▶ **Exercise inputs**:

#####

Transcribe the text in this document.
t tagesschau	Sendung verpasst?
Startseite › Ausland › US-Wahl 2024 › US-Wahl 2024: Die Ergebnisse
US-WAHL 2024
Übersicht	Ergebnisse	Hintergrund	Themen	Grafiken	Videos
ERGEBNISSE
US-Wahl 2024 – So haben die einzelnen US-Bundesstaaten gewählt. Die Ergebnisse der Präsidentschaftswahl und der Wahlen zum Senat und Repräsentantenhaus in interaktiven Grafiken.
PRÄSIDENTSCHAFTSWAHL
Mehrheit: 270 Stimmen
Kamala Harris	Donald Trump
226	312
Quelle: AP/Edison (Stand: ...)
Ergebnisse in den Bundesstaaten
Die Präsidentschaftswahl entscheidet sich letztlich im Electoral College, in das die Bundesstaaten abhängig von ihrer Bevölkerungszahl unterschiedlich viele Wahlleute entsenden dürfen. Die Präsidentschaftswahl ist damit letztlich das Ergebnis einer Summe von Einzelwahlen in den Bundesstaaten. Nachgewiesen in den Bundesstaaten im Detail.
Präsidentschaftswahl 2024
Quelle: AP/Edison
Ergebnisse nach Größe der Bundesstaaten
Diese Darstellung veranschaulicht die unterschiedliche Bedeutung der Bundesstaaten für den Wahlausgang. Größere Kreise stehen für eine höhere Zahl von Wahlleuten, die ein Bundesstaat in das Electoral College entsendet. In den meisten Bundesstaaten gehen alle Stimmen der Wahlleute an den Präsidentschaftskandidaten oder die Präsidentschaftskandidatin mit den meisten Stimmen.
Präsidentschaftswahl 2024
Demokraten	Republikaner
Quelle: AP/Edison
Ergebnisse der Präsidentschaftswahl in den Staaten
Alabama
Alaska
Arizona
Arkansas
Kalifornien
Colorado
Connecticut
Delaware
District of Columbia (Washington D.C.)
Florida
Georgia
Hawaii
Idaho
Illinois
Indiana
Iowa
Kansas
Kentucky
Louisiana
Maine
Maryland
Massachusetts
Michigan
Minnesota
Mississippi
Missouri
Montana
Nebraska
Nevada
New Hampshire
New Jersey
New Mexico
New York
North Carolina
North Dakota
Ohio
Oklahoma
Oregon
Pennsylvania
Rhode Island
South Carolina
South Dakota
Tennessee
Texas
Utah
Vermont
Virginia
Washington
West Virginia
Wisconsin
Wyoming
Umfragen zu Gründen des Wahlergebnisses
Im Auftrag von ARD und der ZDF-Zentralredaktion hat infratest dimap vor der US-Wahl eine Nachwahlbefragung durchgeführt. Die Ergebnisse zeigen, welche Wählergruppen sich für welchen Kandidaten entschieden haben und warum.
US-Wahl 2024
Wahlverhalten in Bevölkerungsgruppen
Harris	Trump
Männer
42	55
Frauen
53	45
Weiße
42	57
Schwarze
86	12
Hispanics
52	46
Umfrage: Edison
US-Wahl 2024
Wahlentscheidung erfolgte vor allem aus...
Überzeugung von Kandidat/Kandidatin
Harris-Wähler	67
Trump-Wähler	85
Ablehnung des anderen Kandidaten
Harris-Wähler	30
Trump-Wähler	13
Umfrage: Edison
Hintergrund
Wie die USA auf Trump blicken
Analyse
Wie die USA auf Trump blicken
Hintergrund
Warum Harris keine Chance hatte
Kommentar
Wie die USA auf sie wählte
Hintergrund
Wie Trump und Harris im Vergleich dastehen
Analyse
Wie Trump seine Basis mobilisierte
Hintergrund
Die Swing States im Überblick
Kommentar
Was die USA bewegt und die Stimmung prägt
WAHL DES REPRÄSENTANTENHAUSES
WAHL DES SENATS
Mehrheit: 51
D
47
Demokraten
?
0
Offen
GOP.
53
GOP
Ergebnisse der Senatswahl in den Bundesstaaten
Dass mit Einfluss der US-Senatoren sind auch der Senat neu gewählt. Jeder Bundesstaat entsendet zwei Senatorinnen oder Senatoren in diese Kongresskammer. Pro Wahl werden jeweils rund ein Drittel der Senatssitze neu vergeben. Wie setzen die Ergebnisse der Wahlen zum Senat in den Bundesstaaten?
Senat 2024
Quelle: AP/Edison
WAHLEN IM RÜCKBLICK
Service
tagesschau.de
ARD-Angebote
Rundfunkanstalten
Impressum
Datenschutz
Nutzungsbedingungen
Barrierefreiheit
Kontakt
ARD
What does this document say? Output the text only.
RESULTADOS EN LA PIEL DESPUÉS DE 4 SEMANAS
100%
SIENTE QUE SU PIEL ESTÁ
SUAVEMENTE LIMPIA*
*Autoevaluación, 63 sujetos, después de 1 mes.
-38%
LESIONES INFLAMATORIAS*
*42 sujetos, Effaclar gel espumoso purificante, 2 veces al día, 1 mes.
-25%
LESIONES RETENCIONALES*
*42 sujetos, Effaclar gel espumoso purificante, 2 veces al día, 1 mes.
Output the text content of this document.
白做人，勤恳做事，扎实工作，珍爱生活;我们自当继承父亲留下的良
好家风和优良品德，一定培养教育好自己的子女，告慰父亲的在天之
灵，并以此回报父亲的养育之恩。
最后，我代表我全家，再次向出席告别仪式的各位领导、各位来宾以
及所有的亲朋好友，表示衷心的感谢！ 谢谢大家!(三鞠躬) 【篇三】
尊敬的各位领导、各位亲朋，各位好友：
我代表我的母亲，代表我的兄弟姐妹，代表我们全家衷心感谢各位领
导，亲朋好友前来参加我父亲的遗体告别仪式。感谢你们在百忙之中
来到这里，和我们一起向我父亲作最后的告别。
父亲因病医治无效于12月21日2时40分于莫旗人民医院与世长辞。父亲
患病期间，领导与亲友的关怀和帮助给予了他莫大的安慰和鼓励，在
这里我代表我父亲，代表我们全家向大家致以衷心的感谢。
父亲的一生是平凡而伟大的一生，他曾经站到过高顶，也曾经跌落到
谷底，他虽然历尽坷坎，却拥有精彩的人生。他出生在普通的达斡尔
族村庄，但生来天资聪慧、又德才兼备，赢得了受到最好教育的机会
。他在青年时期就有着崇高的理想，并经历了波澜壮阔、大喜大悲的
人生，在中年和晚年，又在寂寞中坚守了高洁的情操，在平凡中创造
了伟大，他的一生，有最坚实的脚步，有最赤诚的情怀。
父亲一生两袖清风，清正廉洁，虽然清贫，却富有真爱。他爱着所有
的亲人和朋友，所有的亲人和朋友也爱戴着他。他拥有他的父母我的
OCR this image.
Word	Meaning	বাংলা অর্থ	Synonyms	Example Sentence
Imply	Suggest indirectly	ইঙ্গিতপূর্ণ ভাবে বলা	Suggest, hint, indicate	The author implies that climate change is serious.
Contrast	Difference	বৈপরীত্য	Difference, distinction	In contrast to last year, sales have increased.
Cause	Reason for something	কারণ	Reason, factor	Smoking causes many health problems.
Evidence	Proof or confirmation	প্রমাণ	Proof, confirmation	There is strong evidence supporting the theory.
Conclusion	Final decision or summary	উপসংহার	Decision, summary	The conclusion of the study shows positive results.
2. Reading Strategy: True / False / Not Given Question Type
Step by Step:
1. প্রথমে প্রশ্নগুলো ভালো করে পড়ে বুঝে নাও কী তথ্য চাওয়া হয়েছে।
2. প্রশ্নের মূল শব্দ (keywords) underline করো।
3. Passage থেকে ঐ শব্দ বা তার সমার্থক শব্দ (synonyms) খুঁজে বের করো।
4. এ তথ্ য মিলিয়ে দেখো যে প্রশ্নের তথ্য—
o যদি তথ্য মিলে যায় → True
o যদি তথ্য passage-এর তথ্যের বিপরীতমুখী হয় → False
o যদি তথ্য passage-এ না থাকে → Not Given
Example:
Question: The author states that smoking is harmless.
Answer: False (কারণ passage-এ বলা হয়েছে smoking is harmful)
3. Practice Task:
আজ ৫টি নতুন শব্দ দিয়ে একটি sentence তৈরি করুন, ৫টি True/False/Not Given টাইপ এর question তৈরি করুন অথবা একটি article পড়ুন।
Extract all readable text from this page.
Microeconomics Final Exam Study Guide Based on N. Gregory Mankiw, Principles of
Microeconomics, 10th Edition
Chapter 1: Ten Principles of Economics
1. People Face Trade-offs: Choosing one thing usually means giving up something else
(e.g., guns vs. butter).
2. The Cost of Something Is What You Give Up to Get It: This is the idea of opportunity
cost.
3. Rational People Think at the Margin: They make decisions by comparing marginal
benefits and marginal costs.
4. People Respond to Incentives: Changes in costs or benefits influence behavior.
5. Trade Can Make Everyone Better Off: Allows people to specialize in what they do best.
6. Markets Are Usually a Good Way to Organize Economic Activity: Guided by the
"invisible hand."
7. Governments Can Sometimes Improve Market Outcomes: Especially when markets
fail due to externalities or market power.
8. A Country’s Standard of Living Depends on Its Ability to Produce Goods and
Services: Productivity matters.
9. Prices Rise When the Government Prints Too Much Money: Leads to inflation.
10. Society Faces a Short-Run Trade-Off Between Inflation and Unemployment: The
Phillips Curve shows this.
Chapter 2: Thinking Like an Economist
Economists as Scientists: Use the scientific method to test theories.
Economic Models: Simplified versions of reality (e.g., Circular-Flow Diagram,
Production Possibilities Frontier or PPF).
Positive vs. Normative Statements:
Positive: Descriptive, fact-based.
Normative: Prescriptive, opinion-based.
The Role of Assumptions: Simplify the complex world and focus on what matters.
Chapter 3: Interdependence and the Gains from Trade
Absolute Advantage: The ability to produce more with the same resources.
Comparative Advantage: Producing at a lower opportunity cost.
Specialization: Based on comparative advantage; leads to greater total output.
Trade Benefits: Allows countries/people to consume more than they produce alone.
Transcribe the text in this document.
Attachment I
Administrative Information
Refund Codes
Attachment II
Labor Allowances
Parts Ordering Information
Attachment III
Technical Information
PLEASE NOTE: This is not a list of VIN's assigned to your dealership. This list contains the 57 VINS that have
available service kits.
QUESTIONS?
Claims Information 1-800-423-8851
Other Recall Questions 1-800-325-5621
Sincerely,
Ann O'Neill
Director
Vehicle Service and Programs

#####

▶ **Objective**: Where does the word "False" appear in the listing? List each line that holds it.

▶ **Final result**:
2. Reading Strategy: True / False / Not Given Question Type
o যদি তথ্য passage-এর তথ্যের বিপরীতমুখী হয় → False
Answer: False (কারণ passage-এ বলা হয়েছে smoking is harmful)
আজ ৫টি নতুন শব্দ দিয়ে একটি sentence তৈরি করুন, ৫টি True/False/Not Given টাইপ এর question তৈরি করুন অথবা একটি article পড়ুন।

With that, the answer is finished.